# MATERIAL SUPPLIED start
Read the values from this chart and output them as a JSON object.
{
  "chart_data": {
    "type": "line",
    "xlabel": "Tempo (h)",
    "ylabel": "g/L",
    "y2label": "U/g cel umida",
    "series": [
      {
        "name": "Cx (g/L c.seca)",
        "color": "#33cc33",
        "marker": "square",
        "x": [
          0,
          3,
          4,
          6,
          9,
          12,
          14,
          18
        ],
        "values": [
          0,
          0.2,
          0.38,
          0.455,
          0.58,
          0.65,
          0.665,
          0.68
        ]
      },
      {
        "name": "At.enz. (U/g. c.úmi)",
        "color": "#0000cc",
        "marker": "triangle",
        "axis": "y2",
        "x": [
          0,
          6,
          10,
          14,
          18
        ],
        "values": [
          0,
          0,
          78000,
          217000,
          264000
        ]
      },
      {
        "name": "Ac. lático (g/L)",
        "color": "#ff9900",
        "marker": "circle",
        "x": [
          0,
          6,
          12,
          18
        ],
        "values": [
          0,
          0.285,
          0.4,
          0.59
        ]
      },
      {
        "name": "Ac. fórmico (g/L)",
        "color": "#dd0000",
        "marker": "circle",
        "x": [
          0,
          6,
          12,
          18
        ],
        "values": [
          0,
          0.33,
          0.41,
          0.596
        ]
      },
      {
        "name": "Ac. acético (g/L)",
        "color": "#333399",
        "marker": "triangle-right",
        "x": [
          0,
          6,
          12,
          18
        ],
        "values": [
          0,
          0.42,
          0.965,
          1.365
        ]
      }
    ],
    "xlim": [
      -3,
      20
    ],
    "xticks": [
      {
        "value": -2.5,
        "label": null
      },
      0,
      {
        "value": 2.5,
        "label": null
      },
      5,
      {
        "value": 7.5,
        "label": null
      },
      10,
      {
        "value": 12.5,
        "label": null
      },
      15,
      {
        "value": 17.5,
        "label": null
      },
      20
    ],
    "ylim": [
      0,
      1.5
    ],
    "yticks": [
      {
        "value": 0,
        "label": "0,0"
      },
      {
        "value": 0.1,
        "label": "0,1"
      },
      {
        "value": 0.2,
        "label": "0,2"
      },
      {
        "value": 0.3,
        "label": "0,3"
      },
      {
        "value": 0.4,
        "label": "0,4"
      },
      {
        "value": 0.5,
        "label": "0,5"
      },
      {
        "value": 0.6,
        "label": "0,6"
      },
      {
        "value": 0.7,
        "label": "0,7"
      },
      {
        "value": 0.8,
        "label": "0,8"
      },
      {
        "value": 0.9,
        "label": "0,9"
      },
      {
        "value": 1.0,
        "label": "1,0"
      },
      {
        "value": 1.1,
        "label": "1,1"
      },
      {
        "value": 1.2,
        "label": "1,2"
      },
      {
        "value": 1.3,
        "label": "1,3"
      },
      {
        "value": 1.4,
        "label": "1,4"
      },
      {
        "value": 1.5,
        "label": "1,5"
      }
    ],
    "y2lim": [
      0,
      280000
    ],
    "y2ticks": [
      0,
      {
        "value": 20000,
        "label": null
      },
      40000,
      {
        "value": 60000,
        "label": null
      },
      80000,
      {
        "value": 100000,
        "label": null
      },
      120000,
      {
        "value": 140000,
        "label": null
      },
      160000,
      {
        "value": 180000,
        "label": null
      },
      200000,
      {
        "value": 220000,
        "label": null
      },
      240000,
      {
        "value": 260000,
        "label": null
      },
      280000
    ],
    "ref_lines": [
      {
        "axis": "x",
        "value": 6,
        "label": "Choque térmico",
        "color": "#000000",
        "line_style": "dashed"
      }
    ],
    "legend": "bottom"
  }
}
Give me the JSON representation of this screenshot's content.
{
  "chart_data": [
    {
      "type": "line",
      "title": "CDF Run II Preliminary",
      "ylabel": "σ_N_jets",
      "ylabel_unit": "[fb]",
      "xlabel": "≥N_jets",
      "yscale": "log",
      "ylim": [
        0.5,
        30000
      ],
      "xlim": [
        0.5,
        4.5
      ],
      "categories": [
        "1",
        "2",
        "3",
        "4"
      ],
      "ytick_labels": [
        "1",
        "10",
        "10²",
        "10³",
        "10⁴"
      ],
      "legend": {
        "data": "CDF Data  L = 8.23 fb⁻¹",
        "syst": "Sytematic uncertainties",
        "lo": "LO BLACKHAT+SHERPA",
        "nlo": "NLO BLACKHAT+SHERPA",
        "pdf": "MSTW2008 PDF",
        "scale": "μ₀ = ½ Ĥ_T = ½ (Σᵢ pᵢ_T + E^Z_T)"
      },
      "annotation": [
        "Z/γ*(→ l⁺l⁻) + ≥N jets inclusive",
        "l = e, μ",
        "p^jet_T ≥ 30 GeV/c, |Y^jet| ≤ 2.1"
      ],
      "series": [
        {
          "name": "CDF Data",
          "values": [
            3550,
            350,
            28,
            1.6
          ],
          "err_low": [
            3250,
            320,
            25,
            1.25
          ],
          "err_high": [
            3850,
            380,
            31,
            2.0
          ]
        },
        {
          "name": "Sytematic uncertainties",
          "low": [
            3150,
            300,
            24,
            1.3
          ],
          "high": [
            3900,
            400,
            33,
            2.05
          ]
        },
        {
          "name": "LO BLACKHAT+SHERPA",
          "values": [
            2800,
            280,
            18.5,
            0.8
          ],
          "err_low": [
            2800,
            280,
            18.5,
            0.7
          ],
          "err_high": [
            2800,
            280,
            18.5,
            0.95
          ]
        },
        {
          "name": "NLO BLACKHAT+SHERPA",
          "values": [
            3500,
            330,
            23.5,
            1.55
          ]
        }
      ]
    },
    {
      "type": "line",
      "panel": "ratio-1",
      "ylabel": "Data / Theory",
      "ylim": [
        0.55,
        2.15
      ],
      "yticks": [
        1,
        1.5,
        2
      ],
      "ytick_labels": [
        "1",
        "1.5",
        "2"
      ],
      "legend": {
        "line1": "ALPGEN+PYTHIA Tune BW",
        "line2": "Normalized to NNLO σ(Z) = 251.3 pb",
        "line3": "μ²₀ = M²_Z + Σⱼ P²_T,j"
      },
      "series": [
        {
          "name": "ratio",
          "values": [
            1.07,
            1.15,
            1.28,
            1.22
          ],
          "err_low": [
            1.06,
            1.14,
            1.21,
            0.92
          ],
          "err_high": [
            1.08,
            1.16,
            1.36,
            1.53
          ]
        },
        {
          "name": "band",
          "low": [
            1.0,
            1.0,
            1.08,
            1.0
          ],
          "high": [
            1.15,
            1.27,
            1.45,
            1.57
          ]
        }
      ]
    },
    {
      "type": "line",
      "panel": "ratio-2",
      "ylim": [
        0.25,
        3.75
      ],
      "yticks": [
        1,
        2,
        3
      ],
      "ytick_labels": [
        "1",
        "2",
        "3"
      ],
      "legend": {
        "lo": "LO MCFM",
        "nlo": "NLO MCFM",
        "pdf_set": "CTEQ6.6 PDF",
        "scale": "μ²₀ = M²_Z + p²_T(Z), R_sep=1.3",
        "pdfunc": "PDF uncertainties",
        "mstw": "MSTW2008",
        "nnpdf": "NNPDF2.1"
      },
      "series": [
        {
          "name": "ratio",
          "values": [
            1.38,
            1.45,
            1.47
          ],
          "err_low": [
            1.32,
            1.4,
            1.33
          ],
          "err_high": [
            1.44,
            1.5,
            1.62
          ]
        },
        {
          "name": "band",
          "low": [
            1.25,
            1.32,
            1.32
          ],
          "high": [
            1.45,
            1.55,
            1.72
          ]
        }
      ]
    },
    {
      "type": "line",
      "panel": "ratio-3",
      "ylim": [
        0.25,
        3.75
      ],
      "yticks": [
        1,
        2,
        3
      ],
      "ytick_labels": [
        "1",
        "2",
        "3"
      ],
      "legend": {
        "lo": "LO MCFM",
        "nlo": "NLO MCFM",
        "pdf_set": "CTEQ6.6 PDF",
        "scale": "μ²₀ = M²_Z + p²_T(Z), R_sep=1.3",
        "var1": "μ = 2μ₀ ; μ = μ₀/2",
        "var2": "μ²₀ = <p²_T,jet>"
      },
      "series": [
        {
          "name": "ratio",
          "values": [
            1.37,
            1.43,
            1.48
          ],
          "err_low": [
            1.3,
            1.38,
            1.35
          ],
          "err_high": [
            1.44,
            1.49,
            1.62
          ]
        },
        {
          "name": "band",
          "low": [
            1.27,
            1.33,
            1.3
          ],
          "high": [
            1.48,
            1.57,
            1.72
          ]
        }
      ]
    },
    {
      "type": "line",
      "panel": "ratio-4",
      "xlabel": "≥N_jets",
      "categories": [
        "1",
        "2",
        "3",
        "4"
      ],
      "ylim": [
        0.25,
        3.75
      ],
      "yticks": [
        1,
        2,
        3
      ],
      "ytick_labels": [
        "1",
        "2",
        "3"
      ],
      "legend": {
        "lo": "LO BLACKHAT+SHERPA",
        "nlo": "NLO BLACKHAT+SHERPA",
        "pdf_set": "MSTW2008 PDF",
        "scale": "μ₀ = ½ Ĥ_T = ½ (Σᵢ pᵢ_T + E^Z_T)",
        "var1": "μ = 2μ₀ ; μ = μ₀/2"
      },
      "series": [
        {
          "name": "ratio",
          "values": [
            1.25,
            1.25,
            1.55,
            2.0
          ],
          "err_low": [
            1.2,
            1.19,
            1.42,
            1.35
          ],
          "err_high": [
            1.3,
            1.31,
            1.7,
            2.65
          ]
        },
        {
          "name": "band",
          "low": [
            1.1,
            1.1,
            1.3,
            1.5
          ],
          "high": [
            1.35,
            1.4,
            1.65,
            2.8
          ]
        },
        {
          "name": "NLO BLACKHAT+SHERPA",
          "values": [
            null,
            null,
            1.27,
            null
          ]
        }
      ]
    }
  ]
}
# MATERIAL SUPPLIED end
● WHAT YOU SHOULD DO: Extract each line from the listing that holds the word "uncertainties".

● EXERCISE SOLUTION:
        "syst": "Sytematic uncertainties",
          "name": "Sytematic uncertainties",
        "pdfunc": "PDF uncertainties",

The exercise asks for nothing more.